Stated problem — Copy every entry word for word, but skip the pictures.

§

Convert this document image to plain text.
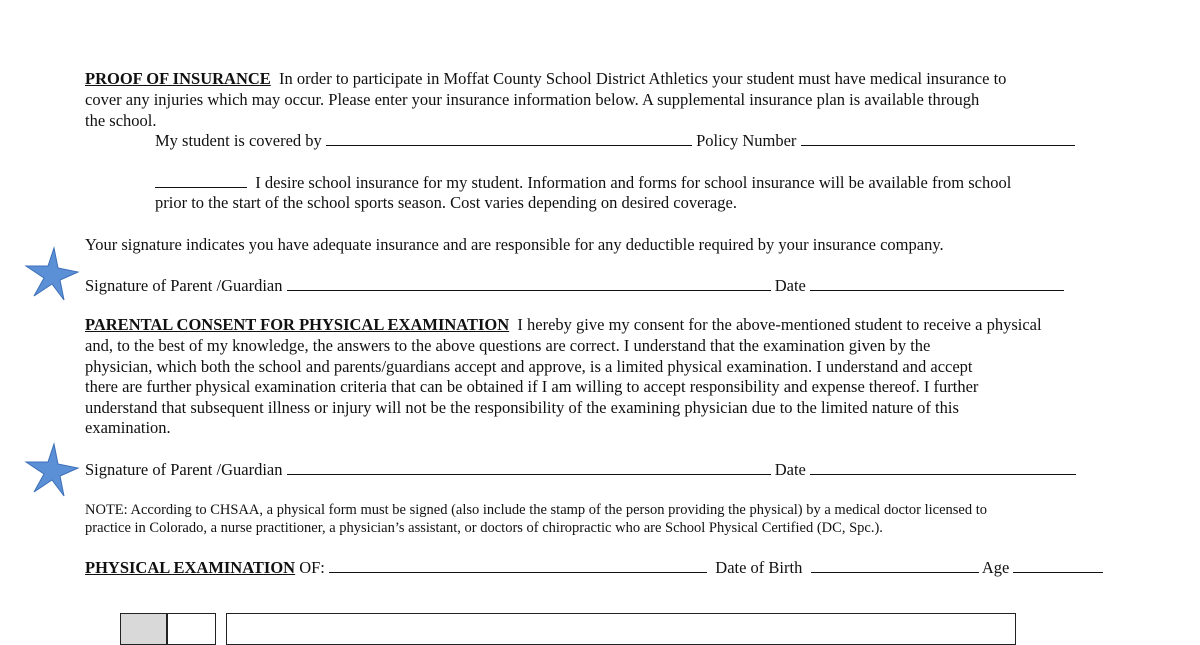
PROOF OF INSURANCE In order to participate in Moffat County School District Athletics your student must have medical insurance to
cover any injuries which may occur. Please enter your insurance information below. A supplemental insurance plan is available through
the school.
My student is covered by	Policy Number
I desire school insurance for my student. Information and forms for school insurance will be available from school
prior to the start of the school sports season. Cost varies depending on desired coverage.
Your signature indicates you have adequate insurance and are responsible for any deductible required by your insurance company.
Signature of Parent /Guardian	Date
PARENTAL CONSENT FOR PHYSICAL EXAMINATION I hereby give my consent for the above-mentioned student to receive a physical
and, to the best of my knowledge, the answers to the above questions are correct. I understand that the examination given by the
physician, which both the school and parents/guardians accept and approve, is a limited physical examination. I understand and accept
there are further physical examination criteria that can be obtained if I am willing to accept responsibility and expense thereof. I further
understand that subsequent illness or injury will not be the responsibility of the examining physician due to the limited nature of this
examination.
Signature of Parent /Guardian	Date
NOTE: According to CHSAA, a physical form must be signed (also include the stamp of the person providing the physical) by a medical doctor licensed to
practice in Colorado, a nurse practitioner, a physician’s assistant, or doctors of chiropractic who are School Physical Certified (DC, Spc.).
PHYSICAL EXAMINATION OF:	Date of Birth	Age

§

Result below —
Convert this document image to plain text.
PROOF OF INSURANCE In order to participate in Moffat County School District Athletics your student must have medical insurance to
cover any injuries which may occur. Please enter your insurance information below. A supplemental insurance plan is available through
the school.
My student is covered by	Policy Number
I desire school insurance for my student. Information and forms for school insurance will be available from school
prior to the start of the school sports season. Cost varies depending on desired coverage.
Your signature indicates you have adequate insurance and are responsible for any deductible required by your insurance company.
Signature of Parent /Guardian	Date
PARENTAL CONSENT FOR PHYSICAL EXAMINATION I hereby give my consent for the above-mentioned student to receive a physical
and, to the best of my knowledge, the answers to the above questions are correct. I understand that the examination given by the
physician, which both the school and parents/guardians accept and approve, is a limited physical examination. I understand and accept
there are further physical examination criteria that can be obtained if I am willing to accept responsibility and expense thereof. I further
understand that subsequent illness or injury will not be the responsibility of the examining physician due to the limited nature of this
examination.
Signature of Parent /Guardian	Date
NOTE: According to CHSAA, a physical form must be signed (also include the stamp of the person providing the physical) by a medical doctor licensed to
practice in Colorado, a nurse practitioner, a physician’s assistant, or doctors of chiropractic who are School Physical Certified (DC, Spc.).
PHYSICAL EXAMINATION OF:	Date of Birth	Age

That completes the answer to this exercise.